* [Set exercise]
Sift the listing for lines that hold the string "structured" and pull them out.

* [Available data]
---------------
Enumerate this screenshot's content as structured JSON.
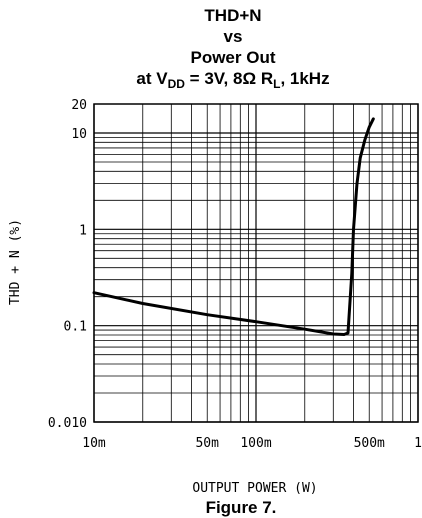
{
  "chart_data": {
    "type": "line",
    "title": {
      "line1": "THD+N",
      "line2": "vs",
      "line3": "Power Out",
      "line4_prefix": "at V",
      "line4_sub1": "DD",
      "line4_mid": " = 3V, 8Ω R",
      "line4_sub2": "L",
      "line4_suffix": ", 1kHz"
    },
    "xlabel": "OUTPUT POWER (W)",
    "ylabel": "THD + N (%)",
    "xscale": "log",
    "yscale": "log",
    "xlim": [
      0.01,
      1
    ],
    "ylim": [
      0.01,
      20
    ],
    "grid": true,
    "x_tick_labels": [
      {
        "value": 0.01,
        "label": "10m"
      },
      {
        "value": 0.05,
        "label": "50m"
      },
      {
        "value": 0.1,
        "label": "100m"
      },
      {
        "value": 0.5,
        "label": "500m"
      },
      {
        "value": 1,
        "label": "1"
      }
    ],
    "y_tick_labels": [
      {
        "value": 0.01,
        "label": "0.010"
      },
      {
        "value": 0.1,
        "label": "0.1"
      },
      {
        "value": 1,
        "label": "1"
      },
      {
        "value": 10,
        "label": "10"
      },
      {
        "value": 20,
        "label": "20"
      }
    ],
    "series": [
      {
        "values": [
          {
            "x": 0.01,
            "y": 0.22
          },
          {
            "x": 0.02,
            "y": 0.17
          },
          {
            "x": 0.05,
            "y": 0.13
          },
          {
            "x": 0.1,
            "y": 0.11
          },
          {
            "x": 0.2,
            "y": 0.092
          },
          {
            "x": 0.3,
            "y": 0.082
          },
          {
            "x": 0.35,
            "y": 0.081
          },
          {
            "x": 0.37,
            "y": 0.084
          },
          {
            "x": 0.39,
            "y": 0.35
          },
          {
            "x": 0.4,
            "y": 1.0
          },
          {
            "x": 0.42,
            "y": 3.0
          },
          {
            "x": 0.44,
            "y": 5.5
          },
          {
            "x": 0.47,
            "y": 8.5
          },
          {
            "x": 0.5,
            "y": 11.5
          },
          {
            "x": 0.53,
            "y": 14.0
          }
        ]
      }
    ]
  },
  "caption": "Figure 7."
}
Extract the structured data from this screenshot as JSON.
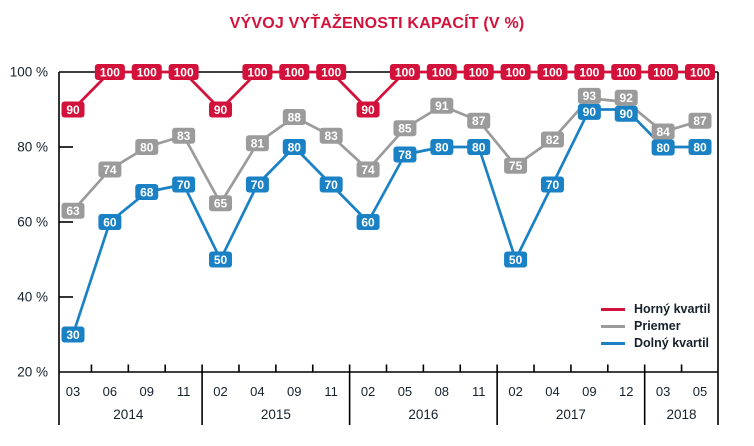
---------------
* [Exercise answer]
Enumerate this screenshot's content as structured JSON.
Extract the structured data from this screenshot as JSON.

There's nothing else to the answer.